(YOUR OBJECTIVE)
Recast the data from its very first line up to and including the line with "label-a: A (67, 170, 78, 186)" as a JSON list of strings, one string per line, with blank lines omitted.

Saved data entries
= = = = =
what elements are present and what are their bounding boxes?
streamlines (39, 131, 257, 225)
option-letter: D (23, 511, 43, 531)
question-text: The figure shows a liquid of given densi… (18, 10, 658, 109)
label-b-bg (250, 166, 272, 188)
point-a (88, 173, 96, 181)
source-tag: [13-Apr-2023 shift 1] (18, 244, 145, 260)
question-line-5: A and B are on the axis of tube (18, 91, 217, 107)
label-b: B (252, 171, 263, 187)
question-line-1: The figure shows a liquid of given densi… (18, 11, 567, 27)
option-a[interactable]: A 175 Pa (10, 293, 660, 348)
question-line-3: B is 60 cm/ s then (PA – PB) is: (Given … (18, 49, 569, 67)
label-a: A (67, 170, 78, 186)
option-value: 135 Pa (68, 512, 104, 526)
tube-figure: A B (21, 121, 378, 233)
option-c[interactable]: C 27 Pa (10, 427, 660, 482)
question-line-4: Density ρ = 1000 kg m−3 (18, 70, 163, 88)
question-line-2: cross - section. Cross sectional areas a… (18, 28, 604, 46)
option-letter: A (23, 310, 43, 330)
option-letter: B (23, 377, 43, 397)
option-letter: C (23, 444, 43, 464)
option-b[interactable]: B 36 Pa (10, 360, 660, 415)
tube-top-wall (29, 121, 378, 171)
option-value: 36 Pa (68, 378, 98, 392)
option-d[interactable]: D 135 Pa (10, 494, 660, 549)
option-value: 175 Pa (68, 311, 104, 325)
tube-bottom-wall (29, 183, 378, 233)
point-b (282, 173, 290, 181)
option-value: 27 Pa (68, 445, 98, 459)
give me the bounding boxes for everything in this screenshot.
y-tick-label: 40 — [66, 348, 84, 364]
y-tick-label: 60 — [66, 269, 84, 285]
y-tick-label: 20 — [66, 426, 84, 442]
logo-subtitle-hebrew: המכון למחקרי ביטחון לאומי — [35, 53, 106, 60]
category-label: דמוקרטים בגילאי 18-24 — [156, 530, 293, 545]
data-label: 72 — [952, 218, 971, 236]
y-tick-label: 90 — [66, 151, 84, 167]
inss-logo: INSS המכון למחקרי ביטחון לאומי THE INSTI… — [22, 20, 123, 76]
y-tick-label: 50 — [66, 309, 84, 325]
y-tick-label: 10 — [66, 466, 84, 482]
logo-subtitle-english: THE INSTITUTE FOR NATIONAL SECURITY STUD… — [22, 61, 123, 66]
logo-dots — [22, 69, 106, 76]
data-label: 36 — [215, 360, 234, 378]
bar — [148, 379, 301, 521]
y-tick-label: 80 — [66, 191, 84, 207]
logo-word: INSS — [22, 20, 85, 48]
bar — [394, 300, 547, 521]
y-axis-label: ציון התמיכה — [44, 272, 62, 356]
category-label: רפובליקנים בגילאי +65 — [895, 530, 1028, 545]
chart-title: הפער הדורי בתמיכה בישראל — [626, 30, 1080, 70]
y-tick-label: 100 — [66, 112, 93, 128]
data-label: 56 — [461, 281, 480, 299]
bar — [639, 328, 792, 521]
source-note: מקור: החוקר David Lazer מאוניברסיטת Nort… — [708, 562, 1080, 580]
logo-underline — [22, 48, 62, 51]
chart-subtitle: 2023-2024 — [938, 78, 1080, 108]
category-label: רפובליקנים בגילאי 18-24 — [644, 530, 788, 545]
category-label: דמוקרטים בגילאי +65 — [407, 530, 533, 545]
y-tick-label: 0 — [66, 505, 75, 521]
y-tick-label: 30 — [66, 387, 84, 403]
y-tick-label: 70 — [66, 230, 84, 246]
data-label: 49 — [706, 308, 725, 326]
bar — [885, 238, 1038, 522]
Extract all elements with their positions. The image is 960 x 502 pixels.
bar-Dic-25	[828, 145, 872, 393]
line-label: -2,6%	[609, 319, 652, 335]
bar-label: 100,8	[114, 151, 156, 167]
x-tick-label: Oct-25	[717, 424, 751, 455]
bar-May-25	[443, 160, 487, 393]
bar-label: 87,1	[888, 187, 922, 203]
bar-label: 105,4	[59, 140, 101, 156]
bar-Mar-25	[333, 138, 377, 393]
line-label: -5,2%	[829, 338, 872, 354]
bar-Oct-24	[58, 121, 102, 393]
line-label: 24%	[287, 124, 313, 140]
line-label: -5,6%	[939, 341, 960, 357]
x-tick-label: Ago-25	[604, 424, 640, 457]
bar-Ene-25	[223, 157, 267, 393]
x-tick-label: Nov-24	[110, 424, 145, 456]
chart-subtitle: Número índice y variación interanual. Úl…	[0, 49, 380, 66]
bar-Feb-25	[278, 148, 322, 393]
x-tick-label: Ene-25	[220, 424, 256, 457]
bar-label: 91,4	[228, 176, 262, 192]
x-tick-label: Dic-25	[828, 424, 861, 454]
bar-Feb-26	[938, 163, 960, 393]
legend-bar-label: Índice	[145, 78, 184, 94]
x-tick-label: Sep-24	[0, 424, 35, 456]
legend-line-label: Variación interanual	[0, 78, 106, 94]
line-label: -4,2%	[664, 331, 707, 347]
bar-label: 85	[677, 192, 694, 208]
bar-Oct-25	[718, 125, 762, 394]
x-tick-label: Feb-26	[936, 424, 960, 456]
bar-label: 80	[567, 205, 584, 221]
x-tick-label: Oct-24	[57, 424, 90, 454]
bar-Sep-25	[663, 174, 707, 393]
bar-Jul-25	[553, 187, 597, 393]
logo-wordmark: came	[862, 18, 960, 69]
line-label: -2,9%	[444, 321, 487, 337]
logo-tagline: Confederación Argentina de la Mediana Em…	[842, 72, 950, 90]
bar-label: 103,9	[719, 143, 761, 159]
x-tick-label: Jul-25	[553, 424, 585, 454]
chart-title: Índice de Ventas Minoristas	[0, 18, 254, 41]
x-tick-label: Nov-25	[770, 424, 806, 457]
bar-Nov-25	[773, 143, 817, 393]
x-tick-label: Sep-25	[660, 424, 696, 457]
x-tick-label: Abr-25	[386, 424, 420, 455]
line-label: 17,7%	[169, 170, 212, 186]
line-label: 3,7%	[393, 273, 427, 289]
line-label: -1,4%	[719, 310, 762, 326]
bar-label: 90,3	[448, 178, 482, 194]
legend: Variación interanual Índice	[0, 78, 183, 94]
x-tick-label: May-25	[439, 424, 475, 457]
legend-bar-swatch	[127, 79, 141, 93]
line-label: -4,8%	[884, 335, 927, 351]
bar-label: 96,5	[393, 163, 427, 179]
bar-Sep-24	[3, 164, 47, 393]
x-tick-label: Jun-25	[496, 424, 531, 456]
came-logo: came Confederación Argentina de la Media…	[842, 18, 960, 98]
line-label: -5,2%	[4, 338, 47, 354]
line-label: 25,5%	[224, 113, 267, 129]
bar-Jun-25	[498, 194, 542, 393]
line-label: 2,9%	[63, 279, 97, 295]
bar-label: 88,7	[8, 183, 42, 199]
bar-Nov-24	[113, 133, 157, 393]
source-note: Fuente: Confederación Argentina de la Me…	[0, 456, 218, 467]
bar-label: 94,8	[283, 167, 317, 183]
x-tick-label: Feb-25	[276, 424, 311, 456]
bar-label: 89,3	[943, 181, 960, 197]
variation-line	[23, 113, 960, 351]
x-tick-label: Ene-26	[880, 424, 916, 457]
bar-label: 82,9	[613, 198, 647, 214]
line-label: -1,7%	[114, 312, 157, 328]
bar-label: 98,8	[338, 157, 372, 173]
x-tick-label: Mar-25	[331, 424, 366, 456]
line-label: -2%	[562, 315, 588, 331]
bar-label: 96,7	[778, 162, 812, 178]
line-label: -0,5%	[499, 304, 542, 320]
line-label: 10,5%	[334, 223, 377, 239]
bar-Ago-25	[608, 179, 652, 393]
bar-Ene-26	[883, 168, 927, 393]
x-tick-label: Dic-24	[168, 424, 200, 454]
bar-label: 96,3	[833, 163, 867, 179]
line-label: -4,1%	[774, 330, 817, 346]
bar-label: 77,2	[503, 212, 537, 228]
= = = = =
(EXERCISE RESULT)
[
  "what elements are present and what are their bounding boxes?",
  "streamlines (39, 131, 257, 225)",
  "option-letter: D (23, 511, 43, 531)",
  "question-text: The figure shows a liquid of given densi… (18, 10, 658, 109)",
  "label-b-bg (250, 166, 272, 188)",
  "point-a (88, 173, 96, 181)",
  "source-tag: [13-Apr-2023 shift 1] (18, 244, 145, 260)",
  "question-line-5: A and B are on the axis of tube (18, 91, 217, 107)",
  "label-b: B (252, 171, 263, 187)",
  "question-line-1: The figure shows a liquid of given densi… (18, 11, 567, 27)",
  "option-a[interactable]: A 175 Pa (10, 293, 660, 348)",
  "question-line-3: B is 60 cm/ s then (PA – PB) is: (Given … (18, 49, 569, 67)",
  "label-a: A (67, 170, 78, 186)"
]